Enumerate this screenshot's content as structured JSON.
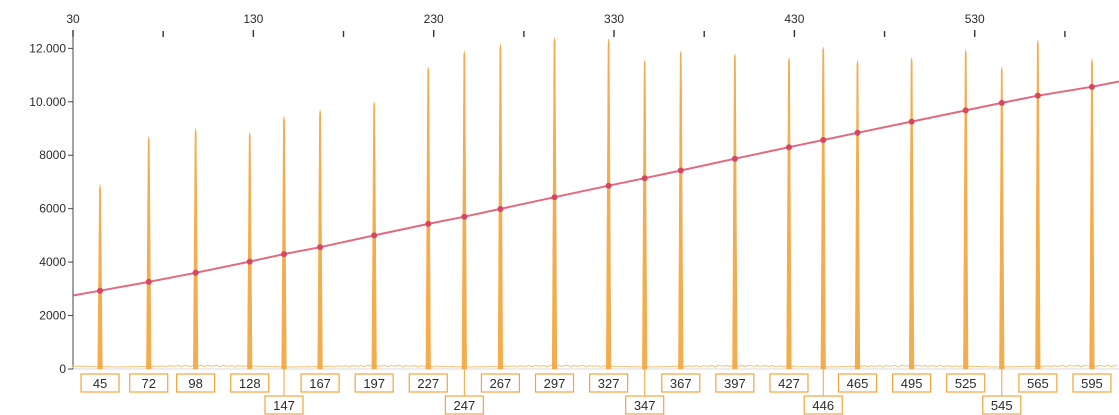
{
  "chart_data": {
    "type": "line",
    "title": "",
    "xlabel": "",
    "ylabel": "",
    "xlim": [
      30,
      610
    ],
    "ylim": [
      0,
      12500
    ],
    "top_axis_ticks": [
      30,
      130,
      230,
      330,
      430,
      530
    ],
    "top_axis_tick_labels": [
      "30",
      "130",
      "230",
      "330",
      "430",
      "530"
    ],
    "y_ticks": [
      0,
      2000,
      4000,
      6000,
      8000,
      10000,
      12000
    ],
    "y_tick_labels": [
      "0",
      "2000",
      "4000",
      "6000",
      "8000",
      "10.000",
      "12.000"
    ],
    "grid": false,
    "colors": {
      "peaks": "#f2a53c",
      "calibration_line": "#d9455f",
      "label_border": "#f2a53c",
      "text": "#2b2b2b"
    },
    "series": [
      {
        "type": "peaks",
        "x": [
          45,
          72,
          98,
          128,
          147,
          167,
          197,
          227,
          247,
          267,
          297,
          327,
          347,
          367,
          397,
          427,
          446,
          465,
          495,
          525,
          545,
          565,
          595
        ],
        "values": [
          6900,
          8700,
          9000,
          8850,
          9450,
          9700,
          10000,
          11300,
          11900,
          12150,
          12400,
          12350,
          11550,
          11900,
          11800,
          11650,
          12050,
          11550,
          11650,
          11950,
          11300,
          12300,
          11600
        ]
      },
      {
        "type": "line",
        "x": [
          30,
          45,
          72,
          98,
          128,
          147,
          167,
          197,
          227,
          247,
          267,
          297,
          327,
          347,
          367,
          397,
          427,
          446,
          465,
          495,
          525,
          545,
          565,
          595,
          610
        ],
        "values": [
          2750,
          2930,
          3260,
          3600,
          4020,
          4300,
          4560,
          5000,
          5430,
          5700,
          5990,
          6430,
          6860,
          7140,
          7430,
          7870,
          8300,
          8570,
          8840,
          9260,
          9680,
          9960,
          10230,
          10560,
          10760
        ]
      }
    ],
    "peak_labels": [
      "45",
      "72",
      "98",
      "128",
      "147",
      "167",
      "197",
      "227",
      "247",
      "267",
      "297",
      "327",
      "347",
      "367",
      "397",
      "427",
      "446",
      "465",
      "495",
      "525",
      "545",
      "565",
      "595"
    ],
    "peak_label_rows": [
      0,
      0,
      0,
      0,
      1,
      0,
      0,
      0,
      1,
      0,
      0,
      0,
      1,
      0,
      0,
      0,
      1,
      0,
      0,
      0,
      1,
      0,
      0
    ]
  }
}
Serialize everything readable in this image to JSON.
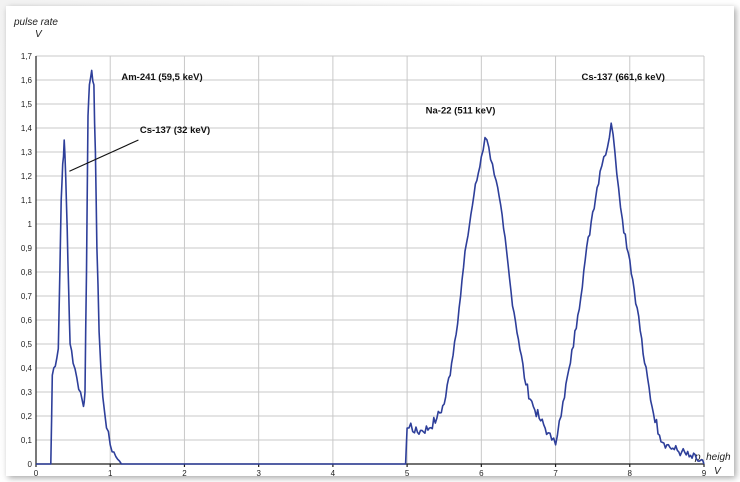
- - -
Leave out all pictures, then copy the remaining material exactly.

Enumerate this screenshot's content as structured JSON.
{
  "chart_data": {
    "type": "line",
    "title": "",
    "xlabel": "",
    "ylabel": "",
    "xlim": [
      30,
      610
    ],
    "ylim": [
      0,
      12500
    ],
    "top_axis_ticks": [
      30,
      130,
      230,
      330,
      430,
      530
    ],
    "top_axis_tick_labels": [
      "30",
      "130",
      "230",
      "330",
      "430",
      "530"
    ],
    "y_ticks": [
      0,
      2000,
      4000,
      6000,
      8000,
      10000,
      12000
    ],
    "y_tick_labels": [
      "0",
      "2000",
      "4000",
      "6000",
      "8000",
      "10.000",
      "12.000"
    ],
    "grid": false,
    "colors": {
      "peaks": "#f2a53c",
      "calibration_line": "#d9455f",
      "label_border": "#f2a53c",
      "text": "#2b2b2b"
    },
    "series": [
      {
        "type": "peaks",
        "x": [
          45,
          72,
          98,
          128,
          147,
          167,
          197,
          227,
          247,
          267,
          297,
          327,
          347,
          367,
          397,
          427,
          446,
          465,
          495,
          525,
          545,
          565,
          595
        ],
        "values": [
          6900,
          8700,
          9000,
          8850,
          9450,
          9700,
          10000,
          11300,
          11900,
          12150,
          12400,
          12350,
          11550,
          11900,
          11800,
          11650,
          12050,
          11550,
          11650,
          11950,
          11300,
          12300,
          11600
        ]
      },
      {
        "type": "line",
        "x": [
          30,
          45,
          72,
          98,
          128,
          147,
          167,
          197,
          227,
          247,
          267,
          297,
          327,
          347,
          367,
          397,
          427,
          446,
          465,
          495,
          525,
          545,
          565,
          595,
          610
        ],
        "values": [
          2750,
          2930,
          3260,
          3600,
          4020,
          4300,
          4560,
          5000,
          5430,
          5700,
          5990,
          6430,
          6860,
          7140,
          7430,
          7870,
          8300,
          8570,
          8840,
          9260,
          9680,
          9960,
          10230,
          10560,
          10760
        ]
      }
    ],
    "peak_labels": [
      "45",
      "72",
      "98",
      "128",
      "147",
      "167",
      "197",
      "227",
      "247",
      "267",
      "297",
      "327",
      "347",
      "367",
      "397",
      "427",
      "446",
      "465",
      "495",
      "525",
      "545",
      "565",
      "595"
    ],
    "peak_label_rows": [
      0,
      0,
      0,
      0,
      1,
      0,
      0,
      0,
      1,
      0,
      0,
      0,
      1,
      0,
      0,
      0,
      1,
      0,
      0,
      0,
      1,
      0,
      0
    ]
  }
}
Serialize everything readable in this image to JSON.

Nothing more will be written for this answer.